Filter the entries, keeping every line with the word "luminaires".
===== RECORDED DATA =====
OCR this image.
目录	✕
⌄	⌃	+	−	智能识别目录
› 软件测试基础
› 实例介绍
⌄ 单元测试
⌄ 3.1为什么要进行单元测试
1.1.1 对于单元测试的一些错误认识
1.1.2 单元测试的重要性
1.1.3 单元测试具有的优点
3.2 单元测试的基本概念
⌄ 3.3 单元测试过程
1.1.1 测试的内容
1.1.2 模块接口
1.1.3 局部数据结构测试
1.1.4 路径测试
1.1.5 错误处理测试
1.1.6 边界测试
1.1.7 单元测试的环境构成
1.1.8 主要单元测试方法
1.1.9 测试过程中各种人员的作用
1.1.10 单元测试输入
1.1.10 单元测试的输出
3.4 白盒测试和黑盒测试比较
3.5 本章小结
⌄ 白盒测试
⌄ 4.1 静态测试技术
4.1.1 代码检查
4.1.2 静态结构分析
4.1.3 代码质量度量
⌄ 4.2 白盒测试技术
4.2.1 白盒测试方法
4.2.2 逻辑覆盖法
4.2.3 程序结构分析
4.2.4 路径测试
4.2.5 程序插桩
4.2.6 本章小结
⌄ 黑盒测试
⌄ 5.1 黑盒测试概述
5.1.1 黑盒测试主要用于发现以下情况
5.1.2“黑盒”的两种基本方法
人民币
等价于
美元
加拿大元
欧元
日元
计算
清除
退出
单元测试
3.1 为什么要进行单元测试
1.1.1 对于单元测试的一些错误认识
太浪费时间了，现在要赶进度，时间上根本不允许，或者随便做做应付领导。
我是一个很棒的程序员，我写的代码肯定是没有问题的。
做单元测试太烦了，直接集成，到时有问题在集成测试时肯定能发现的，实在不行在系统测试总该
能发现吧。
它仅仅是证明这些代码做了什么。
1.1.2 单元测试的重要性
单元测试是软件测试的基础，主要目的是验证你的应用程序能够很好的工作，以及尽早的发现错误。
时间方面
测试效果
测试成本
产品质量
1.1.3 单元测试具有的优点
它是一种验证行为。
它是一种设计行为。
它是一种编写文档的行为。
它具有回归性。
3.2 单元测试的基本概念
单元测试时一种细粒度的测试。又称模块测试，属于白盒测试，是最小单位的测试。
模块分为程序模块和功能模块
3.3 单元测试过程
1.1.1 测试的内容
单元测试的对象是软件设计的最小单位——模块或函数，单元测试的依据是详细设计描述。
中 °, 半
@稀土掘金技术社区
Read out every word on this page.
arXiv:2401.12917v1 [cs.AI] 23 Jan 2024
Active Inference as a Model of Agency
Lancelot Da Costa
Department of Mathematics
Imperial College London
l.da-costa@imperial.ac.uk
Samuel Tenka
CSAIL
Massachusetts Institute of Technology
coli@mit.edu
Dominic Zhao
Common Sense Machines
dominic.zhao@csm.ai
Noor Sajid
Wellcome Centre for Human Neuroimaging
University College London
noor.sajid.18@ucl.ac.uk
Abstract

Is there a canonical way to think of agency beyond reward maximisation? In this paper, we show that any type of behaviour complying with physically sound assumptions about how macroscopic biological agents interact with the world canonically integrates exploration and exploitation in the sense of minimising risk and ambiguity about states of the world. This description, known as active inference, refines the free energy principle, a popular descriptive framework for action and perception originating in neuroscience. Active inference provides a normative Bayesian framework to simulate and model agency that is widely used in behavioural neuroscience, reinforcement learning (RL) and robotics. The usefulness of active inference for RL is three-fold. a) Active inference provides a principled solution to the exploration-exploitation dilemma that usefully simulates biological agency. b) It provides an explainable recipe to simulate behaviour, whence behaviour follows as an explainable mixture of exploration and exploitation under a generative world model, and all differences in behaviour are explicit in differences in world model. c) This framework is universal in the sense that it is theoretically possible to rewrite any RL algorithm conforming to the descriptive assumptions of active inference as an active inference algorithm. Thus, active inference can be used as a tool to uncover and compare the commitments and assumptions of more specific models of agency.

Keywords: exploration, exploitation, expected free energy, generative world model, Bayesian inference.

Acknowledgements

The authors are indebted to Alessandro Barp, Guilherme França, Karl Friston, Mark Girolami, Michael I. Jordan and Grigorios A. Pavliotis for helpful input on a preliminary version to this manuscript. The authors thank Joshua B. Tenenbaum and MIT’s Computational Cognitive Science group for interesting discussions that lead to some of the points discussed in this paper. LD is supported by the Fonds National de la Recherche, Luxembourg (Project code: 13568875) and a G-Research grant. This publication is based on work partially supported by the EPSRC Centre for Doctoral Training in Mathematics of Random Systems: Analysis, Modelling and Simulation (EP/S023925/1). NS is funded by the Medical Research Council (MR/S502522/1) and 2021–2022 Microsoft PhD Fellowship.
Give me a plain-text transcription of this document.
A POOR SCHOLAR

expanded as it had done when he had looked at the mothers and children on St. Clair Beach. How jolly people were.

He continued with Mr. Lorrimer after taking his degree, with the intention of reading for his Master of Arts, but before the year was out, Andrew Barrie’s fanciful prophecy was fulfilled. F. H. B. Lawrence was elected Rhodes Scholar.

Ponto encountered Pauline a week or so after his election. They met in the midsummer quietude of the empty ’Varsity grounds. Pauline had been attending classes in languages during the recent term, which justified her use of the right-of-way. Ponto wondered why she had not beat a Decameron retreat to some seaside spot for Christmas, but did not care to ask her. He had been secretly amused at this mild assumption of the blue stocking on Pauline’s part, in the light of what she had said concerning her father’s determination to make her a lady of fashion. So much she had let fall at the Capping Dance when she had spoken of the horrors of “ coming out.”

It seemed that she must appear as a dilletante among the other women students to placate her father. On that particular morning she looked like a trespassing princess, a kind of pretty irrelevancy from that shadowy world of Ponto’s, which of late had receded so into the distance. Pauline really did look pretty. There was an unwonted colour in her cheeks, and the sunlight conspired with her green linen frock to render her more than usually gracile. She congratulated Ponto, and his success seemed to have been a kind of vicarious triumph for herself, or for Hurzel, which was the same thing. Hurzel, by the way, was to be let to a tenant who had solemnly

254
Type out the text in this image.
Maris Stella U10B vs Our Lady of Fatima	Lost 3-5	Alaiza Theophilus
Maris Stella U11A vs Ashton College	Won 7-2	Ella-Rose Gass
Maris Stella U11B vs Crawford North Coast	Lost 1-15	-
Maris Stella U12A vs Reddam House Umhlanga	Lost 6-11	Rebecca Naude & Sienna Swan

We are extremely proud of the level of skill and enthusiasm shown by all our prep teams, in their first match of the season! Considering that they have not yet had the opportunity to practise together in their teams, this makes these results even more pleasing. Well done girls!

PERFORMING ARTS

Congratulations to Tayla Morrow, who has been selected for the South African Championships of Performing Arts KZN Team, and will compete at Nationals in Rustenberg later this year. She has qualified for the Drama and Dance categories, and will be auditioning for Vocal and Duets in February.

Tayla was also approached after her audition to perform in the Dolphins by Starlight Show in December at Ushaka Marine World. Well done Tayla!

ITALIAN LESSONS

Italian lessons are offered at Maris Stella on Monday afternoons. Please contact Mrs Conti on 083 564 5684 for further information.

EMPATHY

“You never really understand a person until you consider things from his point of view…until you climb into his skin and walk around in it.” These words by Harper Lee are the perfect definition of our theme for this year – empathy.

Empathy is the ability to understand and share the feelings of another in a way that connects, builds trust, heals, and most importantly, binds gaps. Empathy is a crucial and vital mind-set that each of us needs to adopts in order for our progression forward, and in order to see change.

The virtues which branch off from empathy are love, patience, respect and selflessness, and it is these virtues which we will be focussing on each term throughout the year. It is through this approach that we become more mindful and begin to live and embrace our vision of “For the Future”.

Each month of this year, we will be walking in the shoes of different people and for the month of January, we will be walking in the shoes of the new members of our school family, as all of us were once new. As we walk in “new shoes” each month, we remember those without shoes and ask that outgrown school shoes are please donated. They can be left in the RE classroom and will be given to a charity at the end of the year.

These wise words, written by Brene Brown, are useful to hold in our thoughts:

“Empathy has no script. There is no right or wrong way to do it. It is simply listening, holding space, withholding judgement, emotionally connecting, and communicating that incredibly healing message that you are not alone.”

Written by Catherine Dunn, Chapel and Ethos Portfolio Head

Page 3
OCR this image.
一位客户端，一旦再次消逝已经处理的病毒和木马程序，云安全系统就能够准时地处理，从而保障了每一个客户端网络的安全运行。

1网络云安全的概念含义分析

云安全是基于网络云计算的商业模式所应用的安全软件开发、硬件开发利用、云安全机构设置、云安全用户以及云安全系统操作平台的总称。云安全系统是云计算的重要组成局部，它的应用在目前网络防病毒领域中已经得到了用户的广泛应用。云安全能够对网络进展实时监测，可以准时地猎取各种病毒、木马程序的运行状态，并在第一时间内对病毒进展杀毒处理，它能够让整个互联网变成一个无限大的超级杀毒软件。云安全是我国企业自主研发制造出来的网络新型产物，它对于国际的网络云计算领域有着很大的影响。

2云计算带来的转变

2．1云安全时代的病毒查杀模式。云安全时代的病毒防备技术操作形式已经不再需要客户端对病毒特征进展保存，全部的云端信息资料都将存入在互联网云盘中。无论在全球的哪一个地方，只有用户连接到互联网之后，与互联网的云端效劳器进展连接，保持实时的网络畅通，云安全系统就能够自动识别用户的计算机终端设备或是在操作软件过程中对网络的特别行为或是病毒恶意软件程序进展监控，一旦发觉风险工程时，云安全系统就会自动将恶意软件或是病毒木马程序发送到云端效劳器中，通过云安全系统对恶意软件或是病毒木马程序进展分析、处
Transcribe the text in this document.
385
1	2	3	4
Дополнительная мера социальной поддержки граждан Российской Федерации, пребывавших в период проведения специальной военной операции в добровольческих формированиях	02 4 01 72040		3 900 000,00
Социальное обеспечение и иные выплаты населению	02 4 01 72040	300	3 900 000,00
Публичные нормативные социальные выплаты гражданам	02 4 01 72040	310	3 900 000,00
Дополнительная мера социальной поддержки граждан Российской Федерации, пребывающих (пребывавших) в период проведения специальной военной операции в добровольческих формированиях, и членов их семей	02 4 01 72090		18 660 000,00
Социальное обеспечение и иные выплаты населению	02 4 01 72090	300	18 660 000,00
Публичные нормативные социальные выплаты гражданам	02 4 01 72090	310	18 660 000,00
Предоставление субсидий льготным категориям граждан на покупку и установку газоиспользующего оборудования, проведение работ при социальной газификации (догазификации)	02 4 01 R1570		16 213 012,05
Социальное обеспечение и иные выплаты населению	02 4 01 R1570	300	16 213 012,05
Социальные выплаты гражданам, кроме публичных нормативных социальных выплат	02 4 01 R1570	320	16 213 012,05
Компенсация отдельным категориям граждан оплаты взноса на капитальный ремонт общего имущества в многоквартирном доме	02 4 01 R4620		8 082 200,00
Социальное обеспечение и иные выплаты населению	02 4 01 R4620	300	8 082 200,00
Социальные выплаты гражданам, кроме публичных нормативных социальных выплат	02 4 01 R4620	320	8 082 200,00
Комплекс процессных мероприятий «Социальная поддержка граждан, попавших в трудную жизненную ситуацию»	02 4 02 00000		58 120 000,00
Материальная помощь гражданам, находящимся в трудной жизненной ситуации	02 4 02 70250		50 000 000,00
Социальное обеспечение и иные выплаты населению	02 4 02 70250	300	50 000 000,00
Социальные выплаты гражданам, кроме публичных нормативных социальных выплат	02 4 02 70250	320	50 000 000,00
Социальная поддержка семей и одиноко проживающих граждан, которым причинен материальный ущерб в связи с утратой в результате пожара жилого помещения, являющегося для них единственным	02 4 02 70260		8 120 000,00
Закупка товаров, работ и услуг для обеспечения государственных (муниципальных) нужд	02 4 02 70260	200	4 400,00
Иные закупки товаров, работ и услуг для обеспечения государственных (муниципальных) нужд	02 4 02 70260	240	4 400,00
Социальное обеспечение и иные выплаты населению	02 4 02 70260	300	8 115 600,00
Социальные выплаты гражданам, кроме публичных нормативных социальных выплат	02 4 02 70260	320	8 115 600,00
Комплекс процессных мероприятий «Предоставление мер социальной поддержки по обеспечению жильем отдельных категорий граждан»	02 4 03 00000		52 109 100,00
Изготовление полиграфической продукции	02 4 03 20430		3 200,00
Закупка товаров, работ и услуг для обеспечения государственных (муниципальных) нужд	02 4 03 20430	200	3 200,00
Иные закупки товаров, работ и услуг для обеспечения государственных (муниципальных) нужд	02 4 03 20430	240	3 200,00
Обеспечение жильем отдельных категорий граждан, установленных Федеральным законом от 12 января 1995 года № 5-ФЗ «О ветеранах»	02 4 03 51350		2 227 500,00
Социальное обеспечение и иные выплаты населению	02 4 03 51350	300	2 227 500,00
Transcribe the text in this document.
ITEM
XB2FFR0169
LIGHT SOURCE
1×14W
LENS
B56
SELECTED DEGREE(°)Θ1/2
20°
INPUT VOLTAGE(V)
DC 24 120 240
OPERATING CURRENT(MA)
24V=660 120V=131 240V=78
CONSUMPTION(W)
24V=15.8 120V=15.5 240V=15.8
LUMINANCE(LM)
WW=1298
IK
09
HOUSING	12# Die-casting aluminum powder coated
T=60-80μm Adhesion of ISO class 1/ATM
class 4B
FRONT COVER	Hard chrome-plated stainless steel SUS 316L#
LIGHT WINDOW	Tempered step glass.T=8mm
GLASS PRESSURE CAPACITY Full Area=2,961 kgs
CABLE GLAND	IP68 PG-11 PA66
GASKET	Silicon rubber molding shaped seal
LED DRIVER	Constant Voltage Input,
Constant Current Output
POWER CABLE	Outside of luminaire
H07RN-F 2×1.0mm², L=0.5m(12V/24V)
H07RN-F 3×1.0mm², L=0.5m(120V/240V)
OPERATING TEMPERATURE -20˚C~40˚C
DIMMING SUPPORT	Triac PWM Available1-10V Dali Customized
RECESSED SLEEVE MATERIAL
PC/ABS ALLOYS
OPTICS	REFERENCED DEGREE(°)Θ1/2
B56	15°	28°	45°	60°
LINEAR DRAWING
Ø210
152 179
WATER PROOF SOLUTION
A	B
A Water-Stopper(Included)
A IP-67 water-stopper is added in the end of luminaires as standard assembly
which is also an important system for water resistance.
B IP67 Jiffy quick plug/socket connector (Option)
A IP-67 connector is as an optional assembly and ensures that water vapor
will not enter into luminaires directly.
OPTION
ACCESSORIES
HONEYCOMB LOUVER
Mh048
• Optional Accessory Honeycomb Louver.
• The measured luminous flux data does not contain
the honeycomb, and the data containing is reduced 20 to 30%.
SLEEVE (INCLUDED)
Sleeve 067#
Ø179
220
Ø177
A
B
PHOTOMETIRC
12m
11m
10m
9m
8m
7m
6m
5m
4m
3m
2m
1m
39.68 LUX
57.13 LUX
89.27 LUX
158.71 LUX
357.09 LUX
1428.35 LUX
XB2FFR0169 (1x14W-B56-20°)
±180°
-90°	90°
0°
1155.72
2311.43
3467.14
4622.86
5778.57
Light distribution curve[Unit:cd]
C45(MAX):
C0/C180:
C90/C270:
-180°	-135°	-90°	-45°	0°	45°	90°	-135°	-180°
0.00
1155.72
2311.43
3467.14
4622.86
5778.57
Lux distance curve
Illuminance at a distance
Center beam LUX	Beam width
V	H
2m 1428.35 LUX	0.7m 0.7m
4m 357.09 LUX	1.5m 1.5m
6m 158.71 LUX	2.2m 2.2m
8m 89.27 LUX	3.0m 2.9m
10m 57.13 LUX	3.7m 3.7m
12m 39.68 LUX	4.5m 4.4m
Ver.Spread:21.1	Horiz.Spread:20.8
=====
### RESULT
A IP-67 water-stopper is added in the end of luminaires as standard assembly
will not enter into luminaires directly.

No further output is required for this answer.